Copy every line from the data below in which the string "BESORAH" can be found.

'''

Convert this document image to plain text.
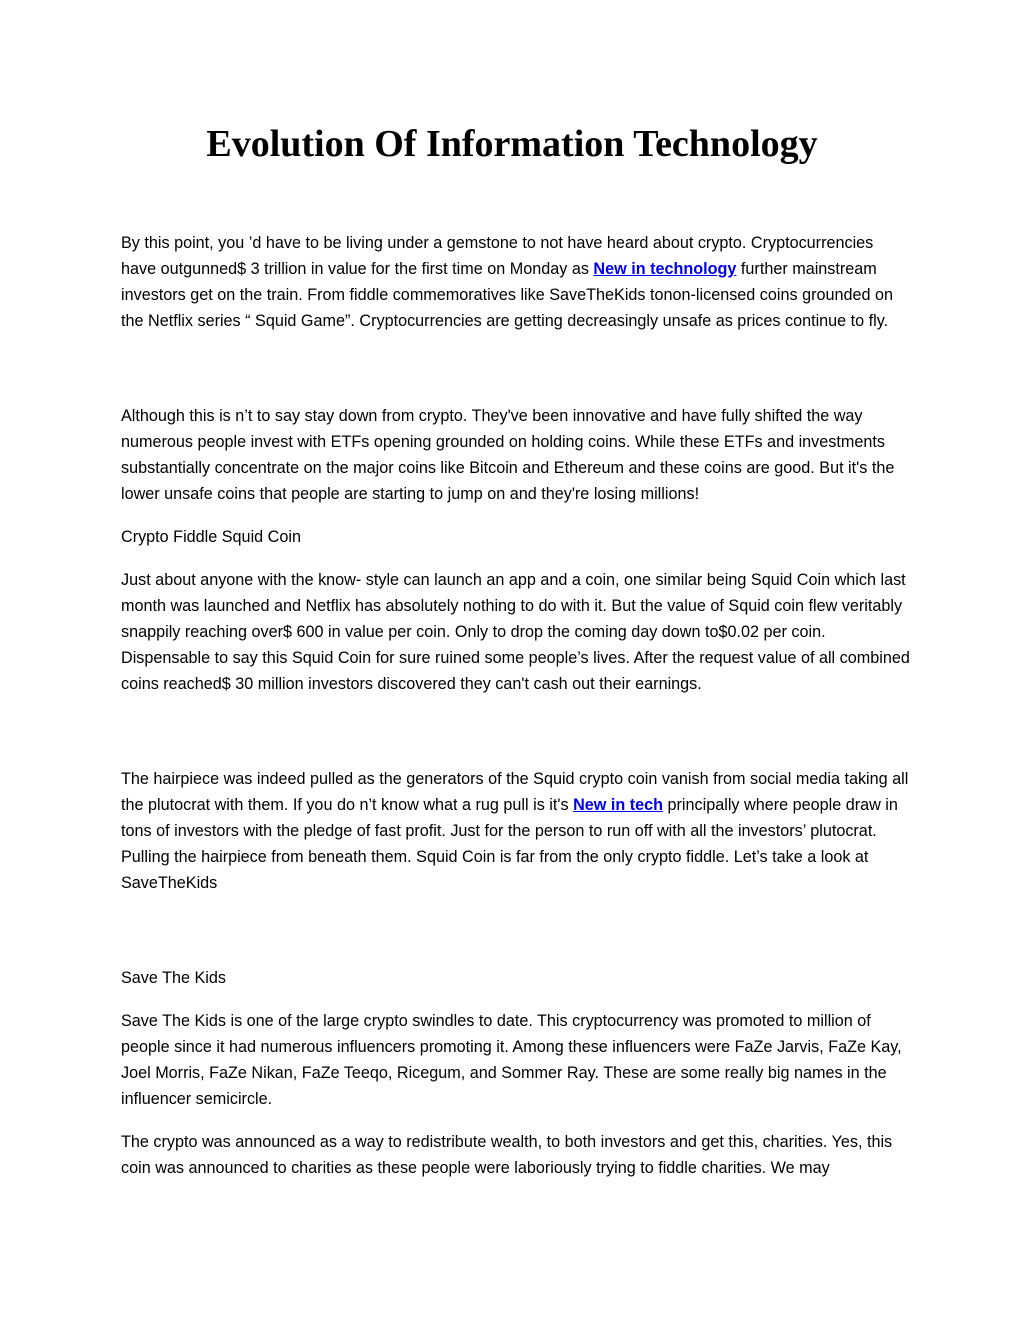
Evolution Of Information Technology

By this point, you ’d have to be living under a gemstone to not have heard about crypto. Cryptocurrencies have outgunned$ 3 trillion in value for the first time on Monday as New in technology further mainstream investors get on the train. From fiddle commemoratives like SaveTheKids tonon-licensed coins grounded on the Netflix series “ Squid Game”. Cryptocurrencies are getting decreasingly unsafe as prices continue to fly.

Although this is n’t to say stay down from crypto. They've been innovative and have fully shifted the way numerous people invest with ETFs opening grounded on holding coins. While these ETFs and investments substantially concentrate on the major coins like Bitcoin and Ethereum and these coins are good. But it's the lower unsafe coins that people are starting to jump on and they're losing millions!

Crypto Fiddle Squid Coin

Just about anyone with the know- style can launch an app and a coin, one similar being Squid Coin which last month was launched and Netflix has absolutely nothing to do with it. But the value of Squid coin flew veritably snappily reaching over$ 600 in value per coin. Only to drop the coming day down to$0.02 per coin. Dispensable to say this Squid Coin for sure ruined some people’s lives. After the request value of all combined coins reached$ 30 million investors discovered they can't cash out their earnings.

The hairpiece was indeed pulled as the generators of the Squid crypto coin vanish from social media taking all the plutocrat with them. If you do n’t know what a rug pull is it's New in tech principally where people draw in tons of investors with the pledge of fast profit. Just for the person to run off with all the investors’ plutocrat. Pulling the hairpiece from beneath them. Squid Coin is far from the only crypto fiddle. Let’s take a look at SaveTheKids

Save The Kids

Save The Kids is one of the large crypto swindles to date. This cryptocurrency was promoted to million of people since it had numerous influencers promoting it. Among these influencers were FaZe Jarvis, FaZe Kay, Joel Morris, FaZe Nikan, FaZe Teeqo, Ricegum, and Sommer Ray. These are some really big names in the influencer semicircle.

The crypto was announced as a way to redistribute wealth, to both investors and get this, charities. Yes, this coin was announced to charities as these people were laboriously trying to fiddle charities. We may
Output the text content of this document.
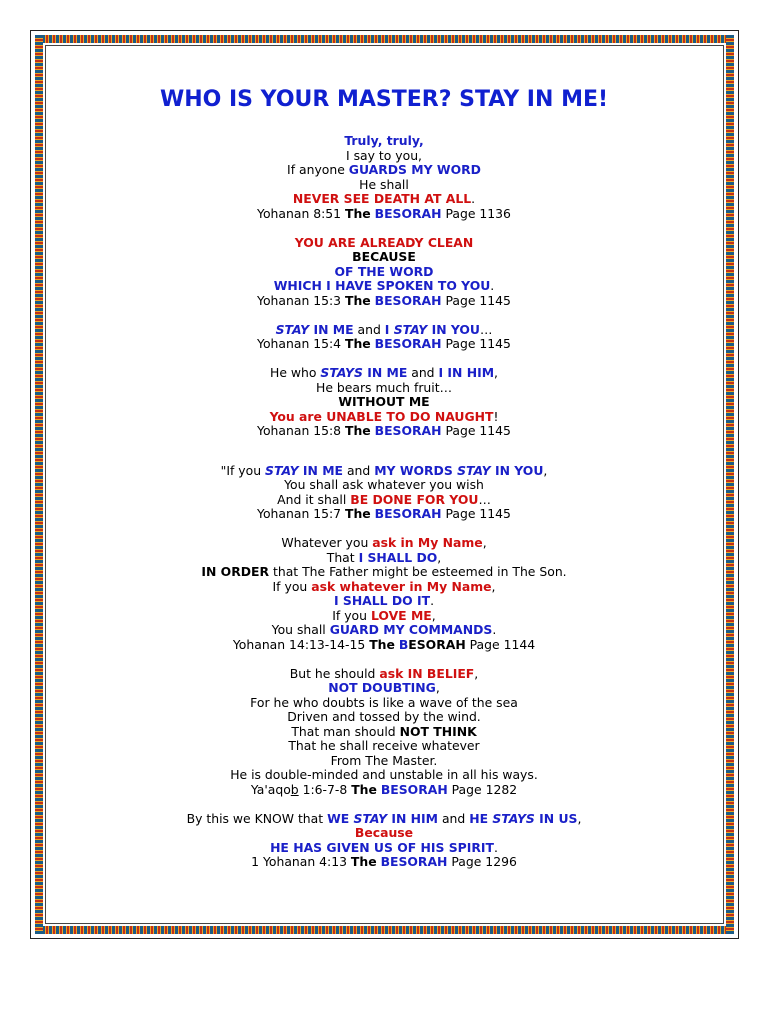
WHO IS YOUR MASTER? STAY IN ME!
Truly, truly,
I say to you,
If anyone GUARDS MY WORD
He shall
NEVER SEE DEATH AT ALL.
Yohanan 8:51 The BESORAH Page 1136
YOU ARE ALREADY CLEAN
BECAUSE
OF THE WORD
WHICH I HAVE SPOKEN TO YOU.
Yohanan 15:3 The BESORAH Page 1145
STAY IN ME and I STAY IN YOU…
Yohanan 15:4 The BESORAH Page 1145
He who STAYS IN ME and I IN HIM,
He bears much fruit…
WITHOUT ME
You are UNABLE TO DO NAUGHT!
Yohanan 15:8 The BESORAH Page 1145
"If you STAY IN ME and MY WORDS STAY IN YOU,
You shall ask whatever you wish
And it shall BE DONE FOR YOU…
Yohanan 15:7 The BESORAH Page 1145
Whatever you ask in My Name,
That I SHALL DO,
IN ORDER that The Father might be esteemed in The Son.
If you ask whatever in My Name,
I SHALL DO IT.
If you LOVE ME,
You shall GUARD MY COMMANDS.
Yohanan 14:13-14-15 The BESORAH Page 1144
But he should ask IN BELIEF,
NOT DOUBTING,
For he who doubts is like a wave of the sea
Driven and tossed by the wind.
That man should NOT THINK
That he shall receive whatever
From The Master.
He is double-minded and unstable in all his ways.
Ya'aqob 1:6-7-8 The BESORAH Page 1282
By this we KNOW that WE STAY IN HIM and HE STAYS IN US,
Because
HE HAS GIVEN US OF HIS SPIRIT.
1 Yohanan 4:13 The BESORAH Page 1296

'''

**ANSWER BELOW:**
Yohanan 8:51 The BESORAH Page 1136
Yohanan 15:3 The BESORAH Page 1145
Yohanan 15:4 The BESORAH Page 1145
Yohanan 15:8 The BESORAH Page 1145
Yohanan 15:7 The BESORAH Page 1145
Yohanan 14:13-14-15 The BESORAH Page 1144
Ya'aqob 1:6-7-8 The BESORAH Page 1282
1 Yohanan 4:13 The BESORAH Page 1296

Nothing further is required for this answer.